## Instruction
Any picture among the records should be left out, please; retype the rest exactly.

[Data entries]

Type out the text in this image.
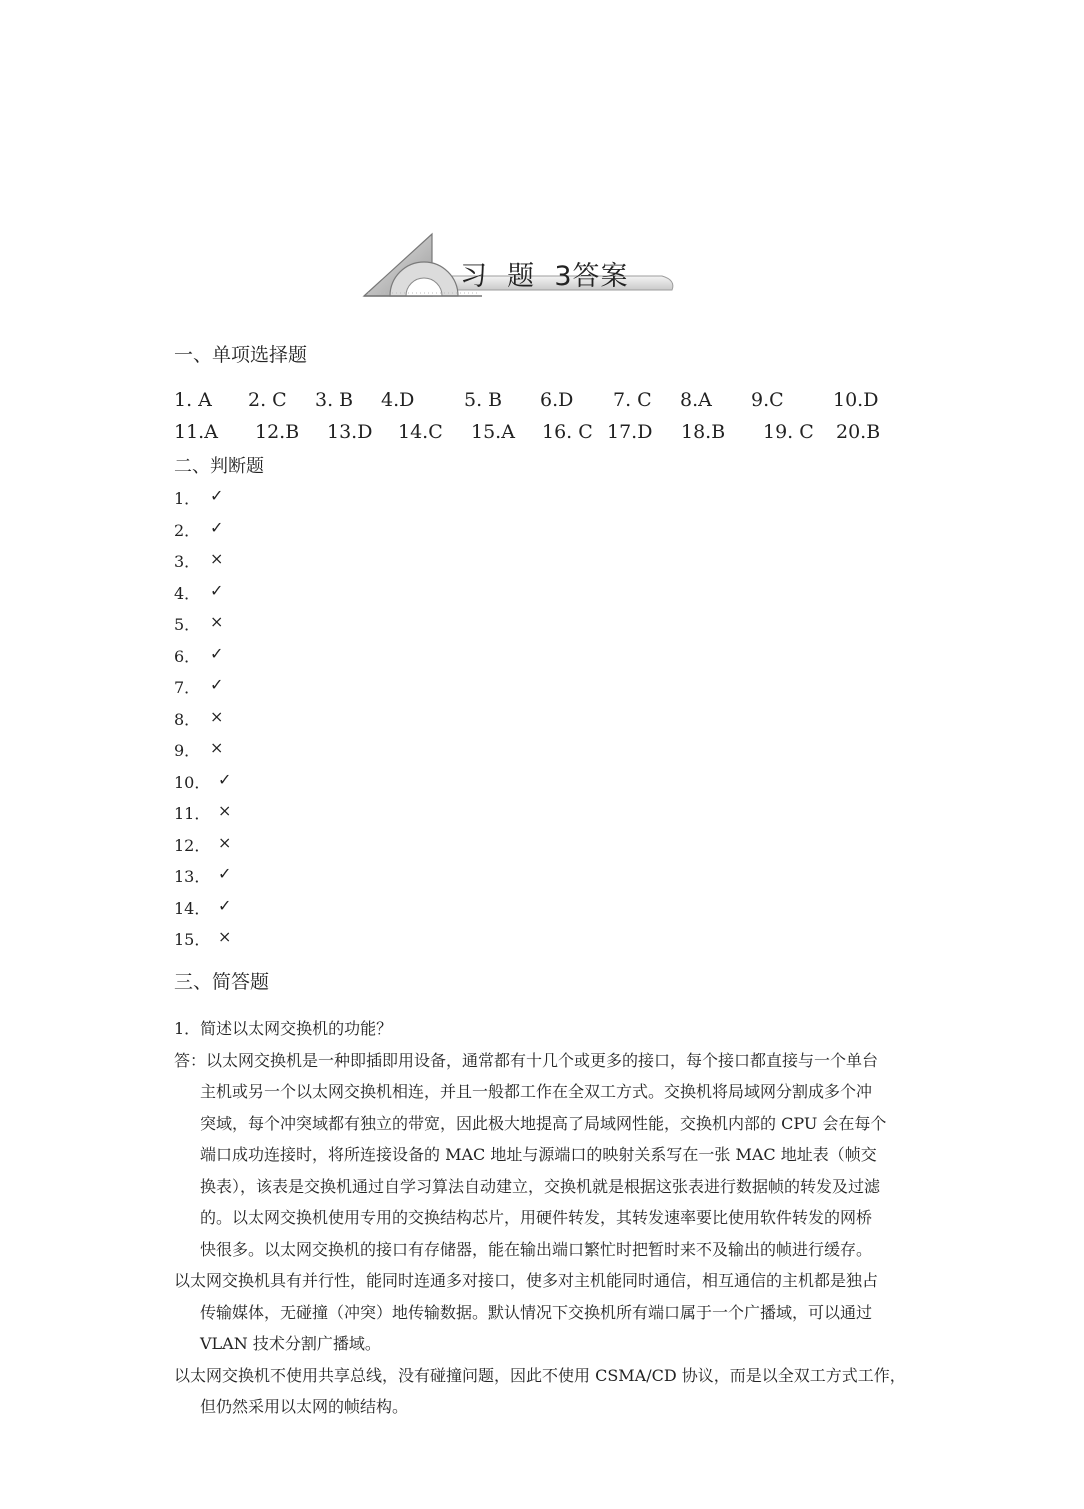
习  题  3答案
一、单项选择题
1. A 2. C 3. B 4.D	5. B 6.D 7. C 8.A 9.C	10.D
11.A 12.B 13.D 14.C 15.A 16. C 17.D 18.B 19. C 20.B
二、判断题
1． ✓
2． ✓
3． ×
4． ✓
5． ×
6． ✓
7． ✓
8． ×
9． ×
10． ✓
11． ×
12． ×
13． ✓
14． ✓
15． ×
三、简答题
1．简述以太网交换机的功能？
答：以太网交换机是一种即插即用设备，通常都有十几个或更多的接口，每个接口都直接与一个单台
主机或另一个以太网交换机相连，并且一般都工作在全双工方式。交换机将局域网分割成多个冲
突域，每个冲突域都有独立的带宽，因此极大地提高了局域网性能，交换机内部的 CPU 会在每个
端口成功连接时，将所连接设备的 MAC 地址与源端口的映射关系写在一张 MAC 地址表（帧交
换表），该表是交换机通过自学习算法自动建立，交换机就是根据这张表进行数据帧的转发及过滤
的。以太网交换机使用专用的交换结构芯片，用硬件转发，其转发速率要比使用软件转发的网桥
快很多。以太网交换机的接口有存储器，能在输出端口繁忙时把暂时来不及输出的帧进行缓存。
以太网交换机具有并行性，能同时连通多对接口，使多对主机能同时通信，相互通信的主机都是独占
传输媒体，无碰撞（冲突）地传输数据。默认情况下交换机所有端口属于一个广播域，可以通过
VLAN 技术分割广播域。
以太网交换机不使用共享总线，没有碰撞问题，因此不使用 CSMA/CD 协议，而是以全双工方式工作，
但仍然采用以太网的帧结构。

## Result below
Type out the text in this image.
习  题  3答案
一、单项选择题
1. A 2. C 3. B 4.D	5. B 6.D 7. C 8.A 9.C	10.D
11.A 12.B 13.D 14.C 15.A 16. C 17.D 18.B 19. C 20.B
二、判断题
1． ✓
2． ✓
3． ×
4． ✓
5． ×
6． ✓
7． ✓
8． ×
9． ×
10． ✓
11． ×
12． ×
13． ✓
14． ✓
15． ×
三、简答题
1．简述以太网交换机的功能？
答：以太网交换机是一种即插即用设备，通常都有十几个或更多的接口，每个接口都直接与一个单台
主机或另一个以太网交换机相连，并且一般都工作在全双工方式。交换机将局域网分割成多个冲
突域，每个冲突域都有独立的带宽，因此极大地提高了局域网性能，交换机内部的 CPU 会在每个
端口成功连接时，将所连接设备的 MAC 地址与源端口的映射关系写在一张 MAC 地址表（帧交
换表），该表是交换机通过自学习算法自动建立，交换机就是根据这张表进行数据帧的转发及过滤
的。以太网交换机使用专用的交换结构芯片，用硬件转发，其转发速率要比使用软件转发的网桥
快很多。以太网交换机的接口有存储器，能在输出端口繁忙时把暂时来不及输出的帧进行缓存。
以太网交换机具有并行性，能同时连通多对接口，使多对主机能同时通信，相互通信的主机都是独占
传输媒体，无碰撞（冲突）地传输数据。默认情况下交换机所有端口属于一个广播域，可以通过
VLAN 技术分割广播域。
以太网交换机不使用共享总线，没有碰撞问题，因此不使用 CSMA/CD 协议，而是以全双工方式工作，
但仍然采用以太网的帧结构。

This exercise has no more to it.